### Request
Quote the records beneath, complete and exact. Leave out images.

### Information supplied
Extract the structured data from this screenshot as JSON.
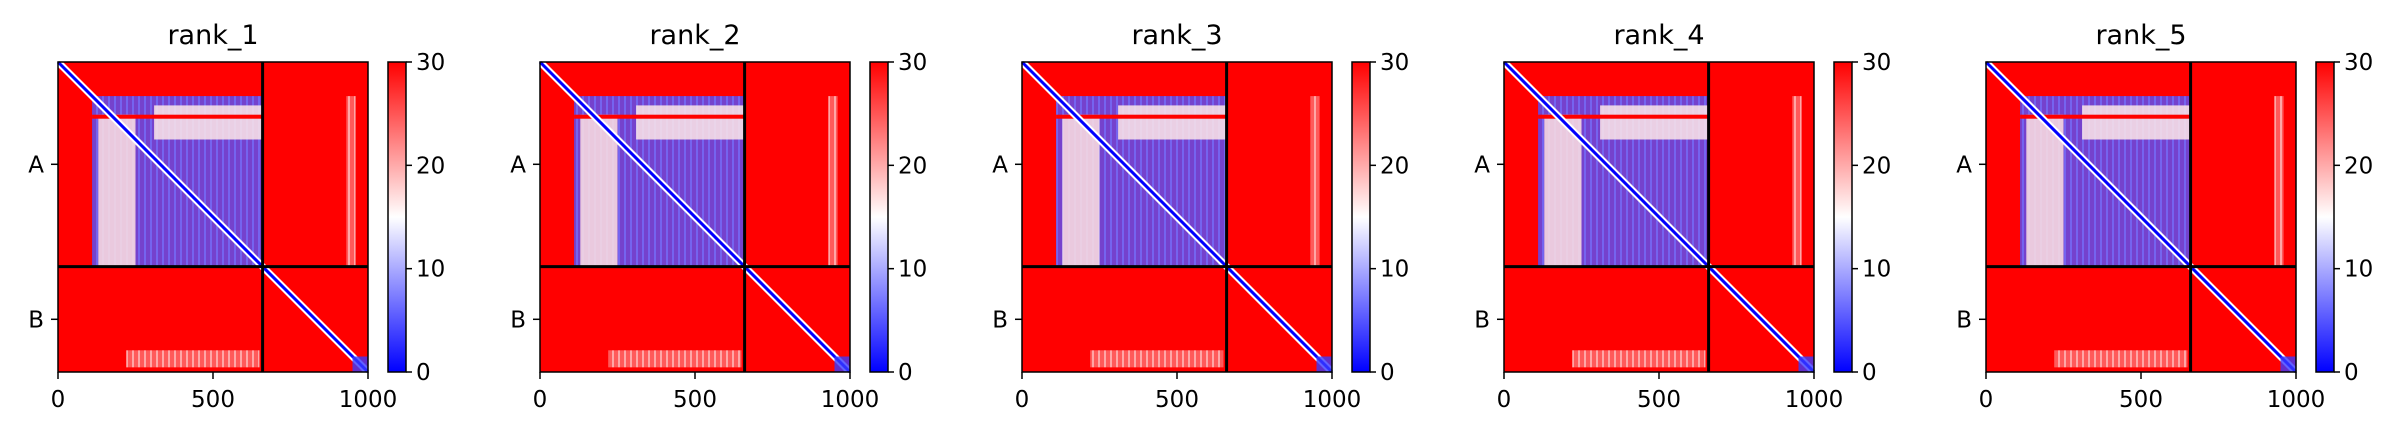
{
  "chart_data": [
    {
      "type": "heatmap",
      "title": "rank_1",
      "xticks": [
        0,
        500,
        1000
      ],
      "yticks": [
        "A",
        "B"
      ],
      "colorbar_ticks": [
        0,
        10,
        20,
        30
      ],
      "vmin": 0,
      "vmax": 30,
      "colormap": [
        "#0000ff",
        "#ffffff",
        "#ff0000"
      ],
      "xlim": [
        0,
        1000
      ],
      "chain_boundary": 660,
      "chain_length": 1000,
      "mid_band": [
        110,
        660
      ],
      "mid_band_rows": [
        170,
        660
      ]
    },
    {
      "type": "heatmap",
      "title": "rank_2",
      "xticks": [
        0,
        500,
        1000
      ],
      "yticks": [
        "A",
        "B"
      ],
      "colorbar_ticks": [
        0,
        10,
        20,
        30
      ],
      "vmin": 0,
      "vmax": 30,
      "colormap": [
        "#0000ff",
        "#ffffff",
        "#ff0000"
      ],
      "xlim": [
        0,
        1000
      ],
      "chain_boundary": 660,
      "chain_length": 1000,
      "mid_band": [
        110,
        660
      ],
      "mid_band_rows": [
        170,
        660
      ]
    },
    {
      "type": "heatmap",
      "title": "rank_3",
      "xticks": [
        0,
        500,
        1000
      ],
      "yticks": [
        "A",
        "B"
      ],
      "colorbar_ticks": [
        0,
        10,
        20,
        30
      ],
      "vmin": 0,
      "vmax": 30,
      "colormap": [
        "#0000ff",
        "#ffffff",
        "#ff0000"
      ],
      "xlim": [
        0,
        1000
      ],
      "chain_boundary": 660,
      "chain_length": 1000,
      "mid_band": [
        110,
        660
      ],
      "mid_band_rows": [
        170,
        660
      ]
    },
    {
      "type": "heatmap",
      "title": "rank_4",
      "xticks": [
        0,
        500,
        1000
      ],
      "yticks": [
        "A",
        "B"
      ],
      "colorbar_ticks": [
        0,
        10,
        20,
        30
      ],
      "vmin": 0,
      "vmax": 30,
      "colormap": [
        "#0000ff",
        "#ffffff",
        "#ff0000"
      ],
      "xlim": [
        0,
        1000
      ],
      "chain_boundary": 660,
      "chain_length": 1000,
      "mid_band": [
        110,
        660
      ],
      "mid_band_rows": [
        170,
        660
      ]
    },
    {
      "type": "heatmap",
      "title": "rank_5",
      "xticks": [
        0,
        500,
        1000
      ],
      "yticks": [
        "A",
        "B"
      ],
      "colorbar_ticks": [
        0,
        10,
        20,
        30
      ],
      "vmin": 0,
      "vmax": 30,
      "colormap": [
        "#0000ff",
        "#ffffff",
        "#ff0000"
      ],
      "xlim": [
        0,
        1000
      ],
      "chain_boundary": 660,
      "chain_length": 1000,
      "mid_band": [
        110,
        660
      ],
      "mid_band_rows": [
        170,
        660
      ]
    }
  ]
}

### Answer for the task
Extract the structured data from this screenshot as JSON.
{
  "chart_data": [
    {
      "type": "heatmap",
      "title": "rank_1",
      "xticks": [
        0,
        500,
        1000
      ],
      "yticks": [
        "A",
        "B"
      ],
      "colorbar_ticks": [
        0,
        10,
        20,
        30
      ],
      "vmin": 0,
      "vmax": 30,
      "colormap": [
        "#0000ff",
        "#ffffff",
        "#ff0000"
      ],
      "xlim": [
        0,
        1000
      ],
      "chain_boundary": 660,
      "chain_length": 1000,
      "mid_band": [
        110,
        660
      ],
      "mid_band_rows": [
        170,
        660
      ]
    },
    {
      "type": "heatmap",
      "title": "rank_2",
      "xticks": [
        0,
        500,
        1000
      ],
      "yticks": [
        "A",
        "B"
      ],
      "colorbar_ticks": [
        0,
        10,
        20,
        30
      ],
      "vmin": 0,
      "vmax": 30,
      "colormap": [
        "#0000ff",
        "#ffffff",
        "#ff0000"
      ],
      "xlim": [
        0,
        1000
      ],
      "chain_boundary": 660,
      "chain_length": 1000,
      "mid_band": [
        110,
        660
      ],
      "mid_band_rows": [
        170,
        660
      ]
    },
    {
      "type": "heatmap",
      "title": "rank_3",
      "xticks": [
        0,
        500,
        1000
      ],
      "yticks": [
        "A",
        "B"
      ],
      "colorbar_ticks": [
        0,
        10,
        20,
        30
      ],
      "vmin": 0,
      "vmax": 30,
      "colormap": [
        "#0000ff",
        "#ffffff",
        "#ff0000"
      ],
      "xlim": [
        0,
        1000
      ],
      "chain_boundary": 660,
      "chain_length": 1000,
      "mid_band": [
        110,
        660
      ],
      "mid_band_rows": [
        170,
        660
      ]
    },
    {
      "type": "heatmap",
      "title": "rank_4",
      "xticks": [
        0,
        500,
        1000
      ],
      "yticks": [
        "A",
        "B"
      ],
      "colorbar_ticks": [
        0,
        10,
        20,
        30
      ],
      "vmin": 0,
      "vmax": 30,
      "colormap": [
        "#0000ff",
        "#ffffff",
        "#ff0000"
      ],
      "xlim": [
        0,
        1000
      ],
      "chain_boundary": 660,
      "chain_length": 1000,
      "mid_band": [
        110,
        660
      ],
      "mid_band_rows": [
        170,
        660
      ]
    },
    {
      "type": "heatmap",
      "title": "rank_5",
      "xticks": [
        0,
        500,
        1000
      ],
      "yticks": [
        "A",
        "B"
      ],
      "colorbar_ticks": [
        0,
        10,
        20,
        30
      ],
      "vmin": 0,
      "vmax": 30,
      "colormap": [
        "#0000ff",
        "#ffffff",
        "#ff0000"
      ],
      "xlim": [
        0,
        1000
      ],
      "chain_boundary": 660,
      "chain_length": 1000,
      "mid_band": [
        110,
        660
      ],
      "mid_band_rows": [
        170,
        660
      ]
    }
  ]
}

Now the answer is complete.